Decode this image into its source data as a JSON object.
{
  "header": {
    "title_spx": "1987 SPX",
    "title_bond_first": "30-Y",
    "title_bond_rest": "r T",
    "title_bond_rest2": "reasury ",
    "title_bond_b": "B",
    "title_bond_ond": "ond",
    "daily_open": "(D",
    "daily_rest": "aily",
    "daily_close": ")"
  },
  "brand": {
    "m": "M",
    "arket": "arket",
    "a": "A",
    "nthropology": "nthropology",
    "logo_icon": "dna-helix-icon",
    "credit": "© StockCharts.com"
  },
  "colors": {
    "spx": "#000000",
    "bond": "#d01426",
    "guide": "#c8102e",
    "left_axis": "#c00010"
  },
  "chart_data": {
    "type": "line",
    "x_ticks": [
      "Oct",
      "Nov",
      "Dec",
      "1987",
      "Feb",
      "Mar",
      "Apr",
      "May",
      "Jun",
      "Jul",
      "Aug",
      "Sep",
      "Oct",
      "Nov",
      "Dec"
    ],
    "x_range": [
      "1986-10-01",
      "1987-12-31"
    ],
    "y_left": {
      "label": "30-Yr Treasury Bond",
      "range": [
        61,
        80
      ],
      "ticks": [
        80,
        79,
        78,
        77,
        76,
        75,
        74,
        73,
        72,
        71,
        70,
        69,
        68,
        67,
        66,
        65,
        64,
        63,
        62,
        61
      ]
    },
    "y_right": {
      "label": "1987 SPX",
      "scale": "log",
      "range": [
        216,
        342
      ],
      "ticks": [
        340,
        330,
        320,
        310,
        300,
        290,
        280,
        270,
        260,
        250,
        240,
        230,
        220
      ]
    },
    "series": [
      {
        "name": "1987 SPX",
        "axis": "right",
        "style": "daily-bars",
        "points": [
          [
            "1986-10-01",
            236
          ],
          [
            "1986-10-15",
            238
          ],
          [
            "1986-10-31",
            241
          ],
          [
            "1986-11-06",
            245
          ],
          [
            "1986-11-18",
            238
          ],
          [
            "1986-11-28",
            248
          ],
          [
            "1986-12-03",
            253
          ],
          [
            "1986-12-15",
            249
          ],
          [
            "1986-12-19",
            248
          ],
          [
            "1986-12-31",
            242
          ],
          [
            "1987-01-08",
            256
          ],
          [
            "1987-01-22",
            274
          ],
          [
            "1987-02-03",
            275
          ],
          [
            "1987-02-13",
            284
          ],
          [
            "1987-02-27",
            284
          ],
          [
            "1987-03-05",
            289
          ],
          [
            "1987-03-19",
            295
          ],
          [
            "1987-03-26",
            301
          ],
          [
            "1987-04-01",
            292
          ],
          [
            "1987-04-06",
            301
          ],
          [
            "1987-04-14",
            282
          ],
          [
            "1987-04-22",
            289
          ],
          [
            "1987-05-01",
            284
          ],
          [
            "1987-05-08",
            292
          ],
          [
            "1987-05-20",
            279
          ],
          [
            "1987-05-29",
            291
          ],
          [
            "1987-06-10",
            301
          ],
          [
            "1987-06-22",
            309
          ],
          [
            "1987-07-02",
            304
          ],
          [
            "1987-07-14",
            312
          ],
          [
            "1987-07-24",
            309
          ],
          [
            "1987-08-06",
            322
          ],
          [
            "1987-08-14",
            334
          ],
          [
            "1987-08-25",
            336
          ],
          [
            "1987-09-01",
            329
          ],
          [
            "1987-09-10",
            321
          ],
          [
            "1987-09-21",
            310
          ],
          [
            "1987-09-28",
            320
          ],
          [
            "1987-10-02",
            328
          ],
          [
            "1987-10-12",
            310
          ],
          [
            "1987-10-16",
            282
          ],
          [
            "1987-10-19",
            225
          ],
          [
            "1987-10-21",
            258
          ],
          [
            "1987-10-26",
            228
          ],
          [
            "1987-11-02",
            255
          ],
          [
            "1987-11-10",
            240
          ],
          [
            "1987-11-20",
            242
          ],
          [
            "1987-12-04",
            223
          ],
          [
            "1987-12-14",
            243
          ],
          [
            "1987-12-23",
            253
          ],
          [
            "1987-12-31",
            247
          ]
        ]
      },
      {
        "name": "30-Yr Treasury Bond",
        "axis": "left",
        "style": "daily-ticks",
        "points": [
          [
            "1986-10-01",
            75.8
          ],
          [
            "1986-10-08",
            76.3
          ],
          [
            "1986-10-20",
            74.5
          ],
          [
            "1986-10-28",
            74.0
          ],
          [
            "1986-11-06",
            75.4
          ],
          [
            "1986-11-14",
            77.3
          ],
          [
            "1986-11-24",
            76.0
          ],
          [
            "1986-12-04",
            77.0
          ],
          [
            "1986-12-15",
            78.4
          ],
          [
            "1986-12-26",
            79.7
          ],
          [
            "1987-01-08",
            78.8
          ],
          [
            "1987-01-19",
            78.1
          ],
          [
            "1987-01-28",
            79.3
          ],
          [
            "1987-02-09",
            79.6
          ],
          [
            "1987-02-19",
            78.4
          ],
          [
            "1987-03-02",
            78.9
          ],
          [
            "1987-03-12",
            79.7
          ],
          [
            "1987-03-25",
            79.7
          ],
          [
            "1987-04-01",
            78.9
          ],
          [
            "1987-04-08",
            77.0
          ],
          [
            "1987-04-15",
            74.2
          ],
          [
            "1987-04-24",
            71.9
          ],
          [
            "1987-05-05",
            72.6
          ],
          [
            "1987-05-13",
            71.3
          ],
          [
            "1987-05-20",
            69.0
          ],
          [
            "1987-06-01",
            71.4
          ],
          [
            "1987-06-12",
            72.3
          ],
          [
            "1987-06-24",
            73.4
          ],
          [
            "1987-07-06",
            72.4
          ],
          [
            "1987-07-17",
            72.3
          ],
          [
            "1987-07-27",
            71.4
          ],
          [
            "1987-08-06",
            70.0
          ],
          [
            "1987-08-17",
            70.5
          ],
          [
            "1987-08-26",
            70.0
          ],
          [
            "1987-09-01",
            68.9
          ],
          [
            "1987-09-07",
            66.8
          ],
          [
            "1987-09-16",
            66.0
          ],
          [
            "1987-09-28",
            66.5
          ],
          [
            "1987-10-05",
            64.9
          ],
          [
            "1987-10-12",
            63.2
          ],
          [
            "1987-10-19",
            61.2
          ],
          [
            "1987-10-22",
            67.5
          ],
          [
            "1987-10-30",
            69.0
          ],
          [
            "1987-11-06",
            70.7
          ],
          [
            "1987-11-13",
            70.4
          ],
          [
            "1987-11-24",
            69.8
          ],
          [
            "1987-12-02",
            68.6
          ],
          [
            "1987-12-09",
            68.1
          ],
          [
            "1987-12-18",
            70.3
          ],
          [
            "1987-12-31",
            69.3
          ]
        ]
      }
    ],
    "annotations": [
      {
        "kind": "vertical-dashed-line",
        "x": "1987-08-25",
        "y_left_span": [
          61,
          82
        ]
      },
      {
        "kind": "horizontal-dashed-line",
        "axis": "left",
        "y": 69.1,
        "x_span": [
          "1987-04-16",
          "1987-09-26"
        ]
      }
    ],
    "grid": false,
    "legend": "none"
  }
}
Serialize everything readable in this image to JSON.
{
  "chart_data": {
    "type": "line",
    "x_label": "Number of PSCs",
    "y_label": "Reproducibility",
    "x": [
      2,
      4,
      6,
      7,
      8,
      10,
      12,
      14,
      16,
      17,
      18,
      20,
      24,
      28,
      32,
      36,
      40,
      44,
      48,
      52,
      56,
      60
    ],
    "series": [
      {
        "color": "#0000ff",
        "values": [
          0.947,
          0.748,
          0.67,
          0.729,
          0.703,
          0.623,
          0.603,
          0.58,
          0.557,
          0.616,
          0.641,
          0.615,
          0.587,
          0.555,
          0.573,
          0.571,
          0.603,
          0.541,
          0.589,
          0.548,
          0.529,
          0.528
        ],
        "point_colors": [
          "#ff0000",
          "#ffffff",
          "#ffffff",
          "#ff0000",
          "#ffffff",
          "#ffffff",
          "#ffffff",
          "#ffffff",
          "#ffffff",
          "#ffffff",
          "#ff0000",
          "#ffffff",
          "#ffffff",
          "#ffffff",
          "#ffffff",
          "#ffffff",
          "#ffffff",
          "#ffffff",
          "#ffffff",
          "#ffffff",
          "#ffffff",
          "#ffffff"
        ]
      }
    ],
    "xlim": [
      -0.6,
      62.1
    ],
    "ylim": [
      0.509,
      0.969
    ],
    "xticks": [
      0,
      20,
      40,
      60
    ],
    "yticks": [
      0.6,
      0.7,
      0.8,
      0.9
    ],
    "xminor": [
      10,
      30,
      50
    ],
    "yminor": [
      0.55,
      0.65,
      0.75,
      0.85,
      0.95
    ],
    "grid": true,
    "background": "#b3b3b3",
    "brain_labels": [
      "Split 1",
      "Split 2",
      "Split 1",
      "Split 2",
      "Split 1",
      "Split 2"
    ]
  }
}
━━━━━━━━
What you will do: Pull every line containing the word "kind" out of the material.

Answer to this task:
        "kind": "vertical-dashed-line",
        "kind": "horizontal-dashed-line",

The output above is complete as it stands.